### PROBLEM REQUIREMENTS
Below are the records; locate each line with the word "title" and copy it.

### PROVIDED INFORMATION
--------

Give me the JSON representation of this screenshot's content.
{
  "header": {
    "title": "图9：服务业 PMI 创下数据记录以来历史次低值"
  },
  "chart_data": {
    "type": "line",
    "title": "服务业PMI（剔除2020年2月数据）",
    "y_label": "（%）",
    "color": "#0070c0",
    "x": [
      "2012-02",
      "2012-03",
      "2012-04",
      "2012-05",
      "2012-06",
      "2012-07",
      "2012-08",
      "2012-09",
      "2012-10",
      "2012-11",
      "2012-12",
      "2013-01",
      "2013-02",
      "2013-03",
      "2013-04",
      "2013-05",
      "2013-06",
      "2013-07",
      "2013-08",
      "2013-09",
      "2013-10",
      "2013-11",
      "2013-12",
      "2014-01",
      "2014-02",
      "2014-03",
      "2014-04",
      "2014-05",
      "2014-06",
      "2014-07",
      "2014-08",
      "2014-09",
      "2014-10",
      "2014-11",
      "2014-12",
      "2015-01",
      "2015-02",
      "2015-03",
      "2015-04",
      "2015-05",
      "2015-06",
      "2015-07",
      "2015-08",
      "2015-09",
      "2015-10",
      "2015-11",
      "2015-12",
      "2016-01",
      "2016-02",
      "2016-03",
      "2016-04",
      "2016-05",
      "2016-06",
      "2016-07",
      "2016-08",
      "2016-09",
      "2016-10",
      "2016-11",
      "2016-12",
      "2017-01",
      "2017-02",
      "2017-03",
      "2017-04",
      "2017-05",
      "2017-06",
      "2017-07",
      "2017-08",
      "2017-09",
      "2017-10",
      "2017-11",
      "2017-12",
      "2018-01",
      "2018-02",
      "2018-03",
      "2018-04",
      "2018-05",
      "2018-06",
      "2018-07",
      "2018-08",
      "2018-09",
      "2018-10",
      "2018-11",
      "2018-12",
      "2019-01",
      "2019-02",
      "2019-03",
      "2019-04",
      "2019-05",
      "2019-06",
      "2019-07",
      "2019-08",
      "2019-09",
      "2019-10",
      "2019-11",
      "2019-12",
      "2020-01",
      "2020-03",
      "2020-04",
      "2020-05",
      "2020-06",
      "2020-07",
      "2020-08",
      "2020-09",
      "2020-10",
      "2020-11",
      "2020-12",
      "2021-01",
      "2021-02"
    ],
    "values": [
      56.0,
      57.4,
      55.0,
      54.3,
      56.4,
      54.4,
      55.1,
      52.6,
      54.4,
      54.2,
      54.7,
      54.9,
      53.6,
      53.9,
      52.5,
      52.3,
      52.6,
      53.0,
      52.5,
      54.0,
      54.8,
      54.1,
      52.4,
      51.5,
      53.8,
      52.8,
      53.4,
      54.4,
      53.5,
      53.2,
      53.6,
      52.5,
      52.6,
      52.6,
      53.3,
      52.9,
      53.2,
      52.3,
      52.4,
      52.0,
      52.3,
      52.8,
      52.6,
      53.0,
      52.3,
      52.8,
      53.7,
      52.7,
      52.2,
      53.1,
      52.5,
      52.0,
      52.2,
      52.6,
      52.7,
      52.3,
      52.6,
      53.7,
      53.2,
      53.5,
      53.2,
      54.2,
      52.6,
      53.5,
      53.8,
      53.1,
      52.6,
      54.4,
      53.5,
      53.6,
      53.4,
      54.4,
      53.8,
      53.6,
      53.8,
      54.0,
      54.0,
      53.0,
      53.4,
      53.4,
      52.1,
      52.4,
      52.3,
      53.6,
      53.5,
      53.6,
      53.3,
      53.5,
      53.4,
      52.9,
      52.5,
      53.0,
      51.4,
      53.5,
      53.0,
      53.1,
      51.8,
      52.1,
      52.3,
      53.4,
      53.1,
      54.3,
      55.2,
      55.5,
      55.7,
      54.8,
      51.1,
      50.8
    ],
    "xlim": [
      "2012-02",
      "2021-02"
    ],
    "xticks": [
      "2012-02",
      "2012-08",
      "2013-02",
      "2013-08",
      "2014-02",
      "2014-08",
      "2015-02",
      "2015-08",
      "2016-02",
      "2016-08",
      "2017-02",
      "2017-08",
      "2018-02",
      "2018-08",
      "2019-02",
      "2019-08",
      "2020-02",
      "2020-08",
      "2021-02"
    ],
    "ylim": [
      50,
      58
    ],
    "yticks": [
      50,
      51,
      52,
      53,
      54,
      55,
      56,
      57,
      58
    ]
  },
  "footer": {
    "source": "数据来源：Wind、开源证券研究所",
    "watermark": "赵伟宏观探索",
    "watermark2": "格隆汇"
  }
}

--------

### SOLUTION
    "title": "图9：服务业 PMI 创下数据记录以来历史次低值"
    "title": "服务业PMI（剔除2020年2月数据）",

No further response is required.